[Task instructions]: Find and copy lines holding "brand".
** start **
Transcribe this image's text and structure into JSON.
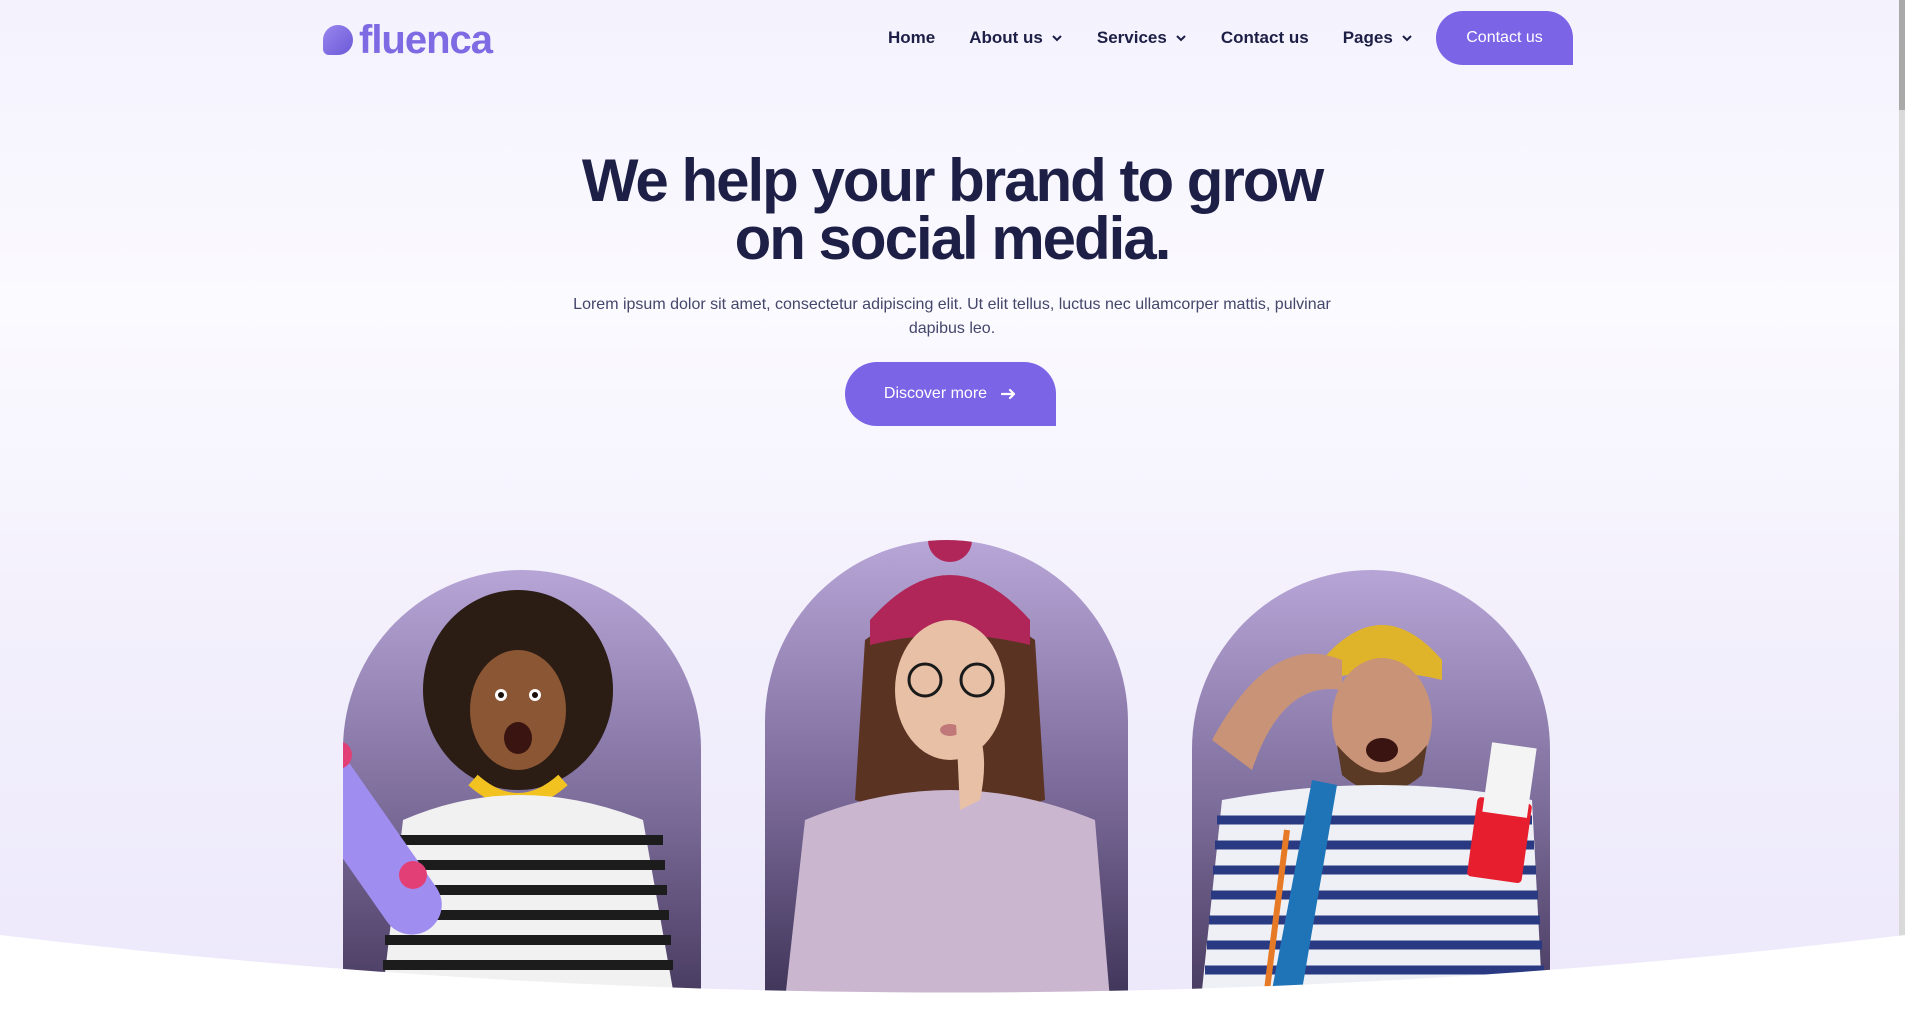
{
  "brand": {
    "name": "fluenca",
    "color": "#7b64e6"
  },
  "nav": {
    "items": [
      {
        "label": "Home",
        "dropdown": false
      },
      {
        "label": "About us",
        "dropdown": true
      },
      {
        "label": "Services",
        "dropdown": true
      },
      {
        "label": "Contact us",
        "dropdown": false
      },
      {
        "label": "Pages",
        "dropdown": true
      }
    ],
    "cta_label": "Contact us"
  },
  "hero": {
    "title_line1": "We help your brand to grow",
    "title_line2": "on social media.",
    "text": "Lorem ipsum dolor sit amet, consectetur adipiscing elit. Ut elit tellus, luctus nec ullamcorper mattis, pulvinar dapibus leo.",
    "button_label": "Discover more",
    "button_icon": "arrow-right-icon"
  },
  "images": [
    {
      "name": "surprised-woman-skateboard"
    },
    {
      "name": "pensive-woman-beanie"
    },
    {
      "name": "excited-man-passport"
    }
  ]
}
** end **
[Output for this task]:
  "brand": {
    "title_line1": "We help your brand to grow",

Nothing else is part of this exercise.